>> START DATA RECORDS

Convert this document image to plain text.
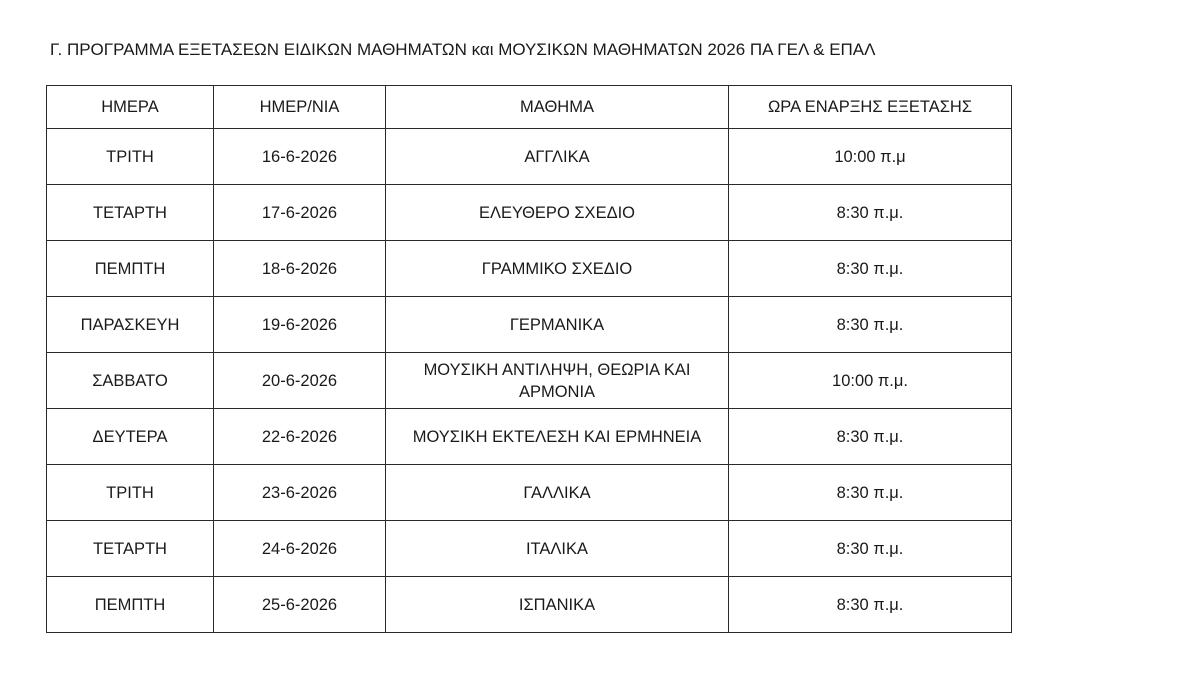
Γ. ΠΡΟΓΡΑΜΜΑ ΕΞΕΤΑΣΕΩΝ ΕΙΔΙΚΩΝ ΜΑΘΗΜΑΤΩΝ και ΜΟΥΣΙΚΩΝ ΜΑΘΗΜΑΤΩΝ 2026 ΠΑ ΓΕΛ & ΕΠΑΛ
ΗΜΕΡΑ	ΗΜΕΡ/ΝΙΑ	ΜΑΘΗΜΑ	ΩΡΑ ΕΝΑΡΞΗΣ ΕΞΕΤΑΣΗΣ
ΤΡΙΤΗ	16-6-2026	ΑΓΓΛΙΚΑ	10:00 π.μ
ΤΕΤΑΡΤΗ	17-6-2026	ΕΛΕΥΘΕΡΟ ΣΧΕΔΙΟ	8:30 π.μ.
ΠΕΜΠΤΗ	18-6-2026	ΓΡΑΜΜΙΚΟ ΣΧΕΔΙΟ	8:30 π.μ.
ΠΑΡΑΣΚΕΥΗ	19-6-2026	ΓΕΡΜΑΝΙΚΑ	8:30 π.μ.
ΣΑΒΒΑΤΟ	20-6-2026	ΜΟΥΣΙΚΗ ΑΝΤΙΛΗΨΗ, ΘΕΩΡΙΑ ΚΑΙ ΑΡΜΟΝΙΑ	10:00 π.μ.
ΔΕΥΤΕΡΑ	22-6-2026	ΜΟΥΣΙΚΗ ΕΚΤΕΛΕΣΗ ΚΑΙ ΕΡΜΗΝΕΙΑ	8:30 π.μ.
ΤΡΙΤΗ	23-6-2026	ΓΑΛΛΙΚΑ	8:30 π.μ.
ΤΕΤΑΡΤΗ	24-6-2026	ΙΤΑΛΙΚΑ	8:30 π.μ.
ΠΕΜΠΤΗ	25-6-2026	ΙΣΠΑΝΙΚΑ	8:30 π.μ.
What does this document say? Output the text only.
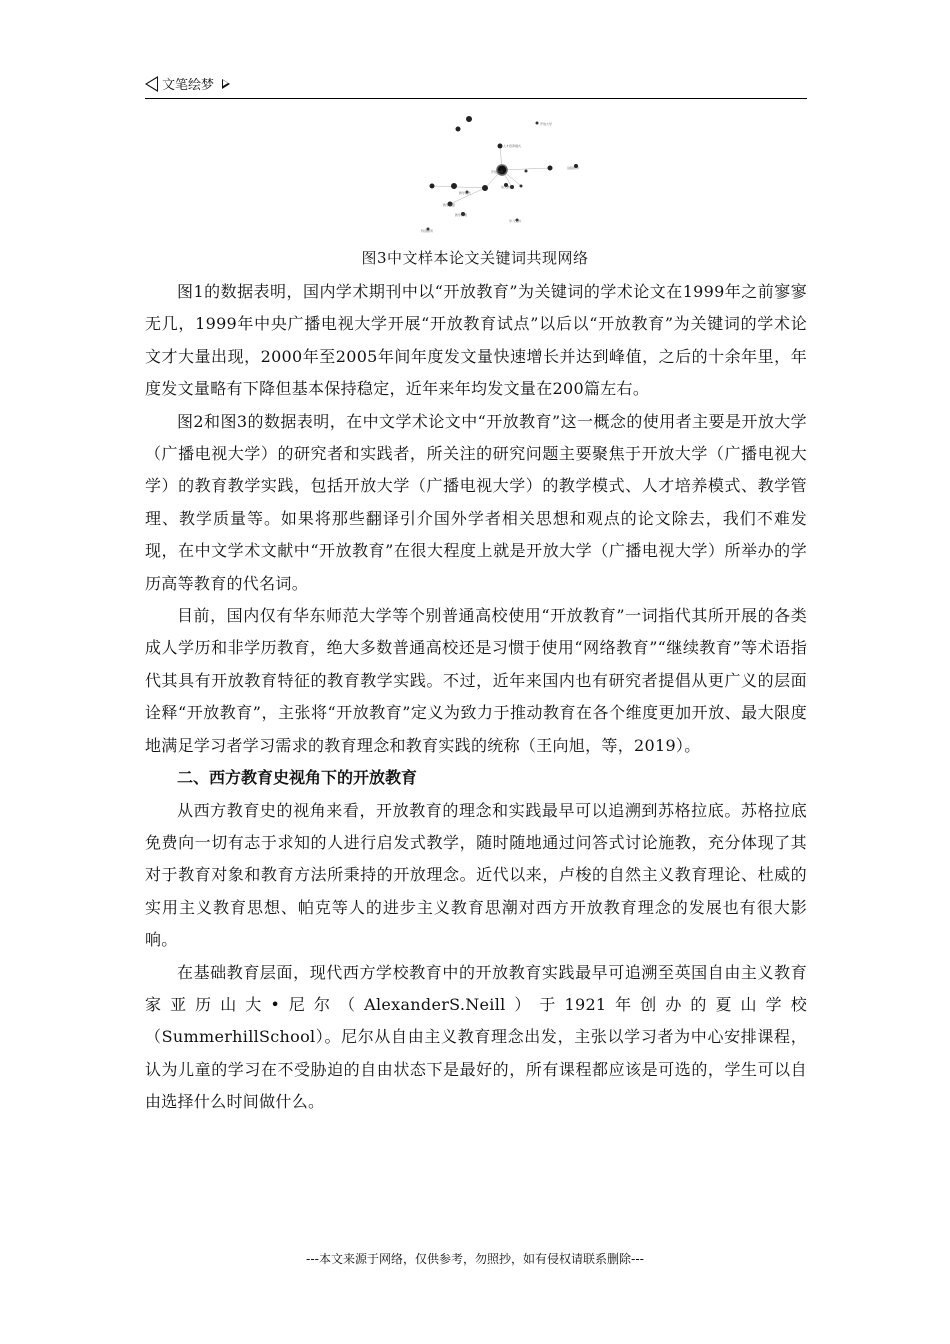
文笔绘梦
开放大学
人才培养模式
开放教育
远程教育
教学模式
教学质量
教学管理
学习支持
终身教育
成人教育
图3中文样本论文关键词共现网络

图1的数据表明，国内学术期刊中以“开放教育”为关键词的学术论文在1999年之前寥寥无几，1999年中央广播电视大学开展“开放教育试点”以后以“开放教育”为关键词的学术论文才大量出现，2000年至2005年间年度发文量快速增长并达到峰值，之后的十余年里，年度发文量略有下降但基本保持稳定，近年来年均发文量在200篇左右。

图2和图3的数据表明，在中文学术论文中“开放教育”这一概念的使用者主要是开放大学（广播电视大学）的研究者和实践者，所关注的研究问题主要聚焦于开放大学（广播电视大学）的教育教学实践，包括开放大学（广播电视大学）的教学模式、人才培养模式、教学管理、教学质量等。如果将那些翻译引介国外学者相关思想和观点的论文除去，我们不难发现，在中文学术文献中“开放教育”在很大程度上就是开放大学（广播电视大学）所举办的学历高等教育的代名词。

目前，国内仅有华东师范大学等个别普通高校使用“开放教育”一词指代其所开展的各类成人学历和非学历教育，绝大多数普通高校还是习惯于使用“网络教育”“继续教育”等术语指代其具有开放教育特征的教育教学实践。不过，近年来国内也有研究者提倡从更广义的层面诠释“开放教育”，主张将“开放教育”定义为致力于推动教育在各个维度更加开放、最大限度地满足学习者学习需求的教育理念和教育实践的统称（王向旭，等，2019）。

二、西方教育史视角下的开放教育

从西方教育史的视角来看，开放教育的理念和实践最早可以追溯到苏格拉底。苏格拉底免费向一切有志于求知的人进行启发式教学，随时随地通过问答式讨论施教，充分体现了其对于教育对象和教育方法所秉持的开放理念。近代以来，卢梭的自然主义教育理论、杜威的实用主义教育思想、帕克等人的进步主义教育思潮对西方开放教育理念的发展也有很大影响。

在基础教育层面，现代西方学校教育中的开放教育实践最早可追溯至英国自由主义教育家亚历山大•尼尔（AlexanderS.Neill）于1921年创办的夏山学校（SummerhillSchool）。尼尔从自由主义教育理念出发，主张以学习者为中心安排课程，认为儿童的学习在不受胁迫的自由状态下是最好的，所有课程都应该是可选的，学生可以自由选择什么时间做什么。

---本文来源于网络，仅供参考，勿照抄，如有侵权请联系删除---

>> END DATA RECORDS
>> START DATA RECORDS

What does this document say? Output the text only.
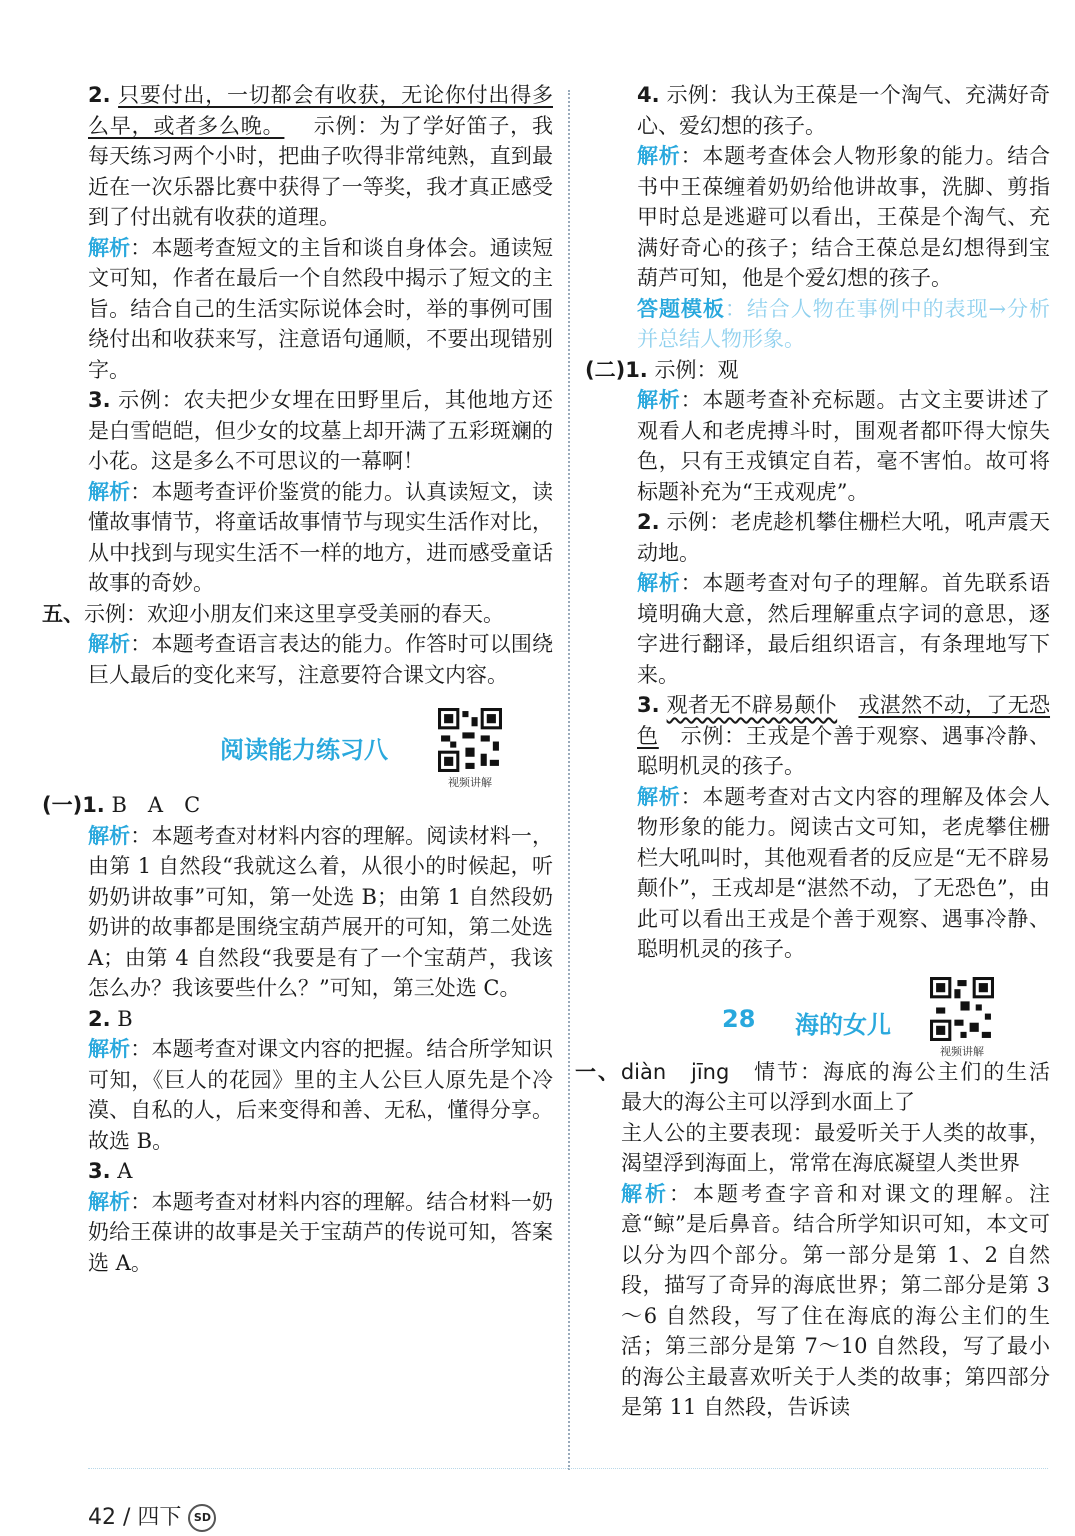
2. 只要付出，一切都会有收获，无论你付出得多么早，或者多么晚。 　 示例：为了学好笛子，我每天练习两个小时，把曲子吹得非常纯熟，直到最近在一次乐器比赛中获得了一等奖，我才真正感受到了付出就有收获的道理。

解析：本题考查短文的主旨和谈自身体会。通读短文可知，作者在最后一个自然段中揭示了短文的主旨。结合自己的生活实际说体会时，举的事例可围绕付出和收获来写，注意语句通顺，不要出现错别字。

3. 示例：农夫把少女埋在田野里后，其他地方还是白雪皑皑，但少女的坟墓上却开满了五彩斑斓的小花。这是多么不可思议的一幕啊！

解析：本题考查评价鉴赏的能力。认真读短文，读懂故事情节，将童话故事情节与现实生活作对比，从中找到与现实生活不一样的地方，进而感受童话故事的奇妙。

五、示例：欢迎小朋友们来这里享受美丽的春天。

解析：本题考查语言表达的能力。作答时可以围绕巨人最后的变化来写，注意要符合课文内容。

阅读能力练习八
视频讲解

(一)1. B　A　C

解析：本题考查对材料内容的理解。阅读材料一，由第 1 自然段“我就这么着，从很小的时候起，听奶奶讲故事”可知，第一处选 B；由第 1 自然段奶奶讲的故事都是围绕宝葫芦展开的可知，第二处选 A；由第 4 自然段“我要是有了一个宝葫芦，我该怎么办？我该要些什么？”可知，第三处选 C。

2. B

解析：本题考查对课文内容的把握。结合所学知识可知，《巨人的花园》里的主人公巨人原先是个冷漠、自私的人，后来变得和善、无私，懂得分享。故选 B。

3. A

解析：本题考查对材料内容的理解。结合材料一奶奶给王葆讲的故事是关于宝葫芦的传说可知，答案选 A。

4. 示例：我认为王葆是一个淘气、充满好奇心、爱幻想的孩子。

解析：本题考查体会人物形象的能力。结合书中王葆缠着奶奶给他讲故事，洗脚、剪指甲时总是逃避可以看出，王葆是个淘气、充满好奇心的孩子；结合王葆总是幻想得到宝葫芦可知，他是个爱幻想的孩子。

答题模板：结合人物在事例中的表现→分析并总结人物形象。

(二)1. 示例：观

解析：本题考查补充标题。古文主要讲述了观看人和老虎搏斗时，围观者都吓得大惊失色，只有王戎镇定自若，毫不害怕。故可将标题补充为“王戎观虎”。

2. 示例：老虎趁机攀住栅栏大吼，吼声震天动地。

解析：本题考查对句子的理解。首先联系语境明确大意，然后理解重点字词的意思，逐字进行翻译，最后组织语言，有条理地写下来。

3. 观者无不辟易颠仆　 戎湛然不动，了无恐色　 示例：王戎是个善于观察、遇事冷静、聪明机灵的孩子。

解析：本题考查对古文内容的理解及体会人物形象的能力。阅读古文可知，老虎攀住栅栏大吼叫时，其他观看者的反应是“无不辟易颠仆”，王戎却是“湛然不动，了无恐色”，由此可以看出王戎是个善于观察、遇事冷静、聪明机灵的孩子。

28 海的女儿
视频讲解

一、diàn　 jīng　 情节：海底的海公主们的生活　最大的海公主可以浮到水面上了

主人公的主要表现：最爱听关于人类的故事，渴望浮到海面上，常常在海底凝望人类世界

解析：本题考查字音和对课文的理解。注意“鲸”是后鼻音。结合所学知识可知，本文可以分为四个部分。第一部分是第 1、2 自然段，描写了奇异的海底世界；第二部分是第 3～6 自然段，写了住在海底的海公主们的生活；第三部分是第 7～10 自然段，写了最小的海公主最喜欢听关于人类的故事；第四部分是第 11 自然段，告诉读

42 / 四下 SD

>> END DATA RECORDS

Reply with the number of lines in the data that include the string "了无恐色" and nothing else.

• ANSWER BELOW:
2